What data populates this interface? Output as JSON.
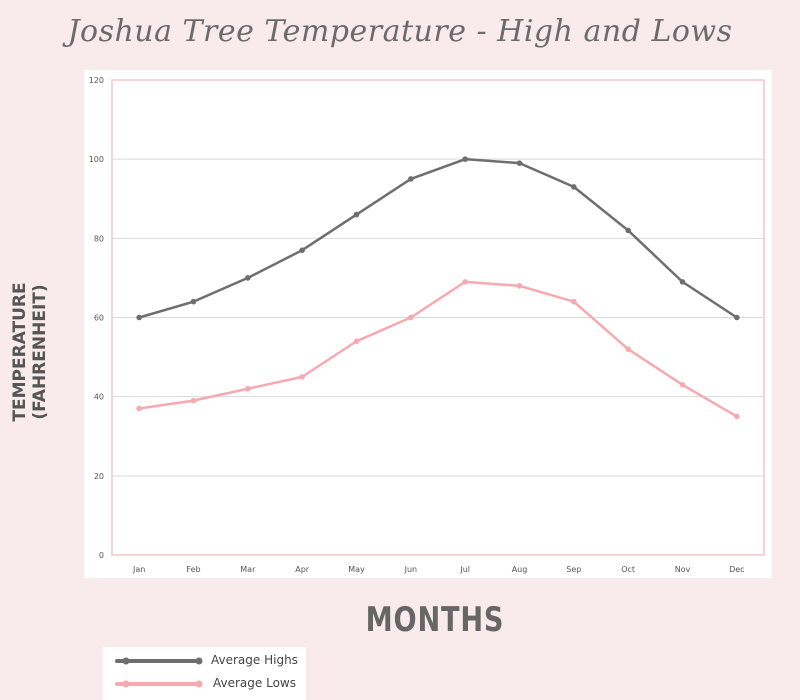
{
  "chart_data": {
    "type": "line",
    "title": "Joshua Tree Temperature - High and Lows",
    "xlabel": "MONTHS",
    "ylabel_line1": "TEMPERATURE",
    "ylabel_line2": "(FAHRENHEIT)",
    "categories": [
      "Jan",
      "Feb",
      "Mar",
      "Apr",
      "May",
      "Jun",
      "Jul",
      "Aug",
      "Sep",
      "Oct",
      "Nov",
      "Dec"
    ],
    "ylim": [
      0,
      120
    ],
    "yticks": [
      "0",
      "20",
      "40",
      "60",
      "80",
      "100",
      "120"
    ],
    "grid": true,
    "legend_position": "bottom-left",
    "series": [
      {
        "name": "Average Highs",
        "color": "#6e6e6e",
        "values": [
          60,
          64,
          70,
          77,
          86,
          95,
          100,
          99,
          93,
          82,
          69,
          60
        ]
      },
      {
        "name": "Average Lows",
        "color": "#f7a9b0",
        "values": [
          37,
          39,
          42,
          45,
          54,
          60,
          69,
          68,
          64,
          52,
          43,
          35
        ]
      }
    ]
  },
  "colors": {
    "background": "#f9ebec",
    "plot_border": "#f6c4c9",
    "gridline": "#d9d9d9"
  }
}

To do: Among the records above, how many lines carry the string "name"? Reply with the number alone.

Reply: 2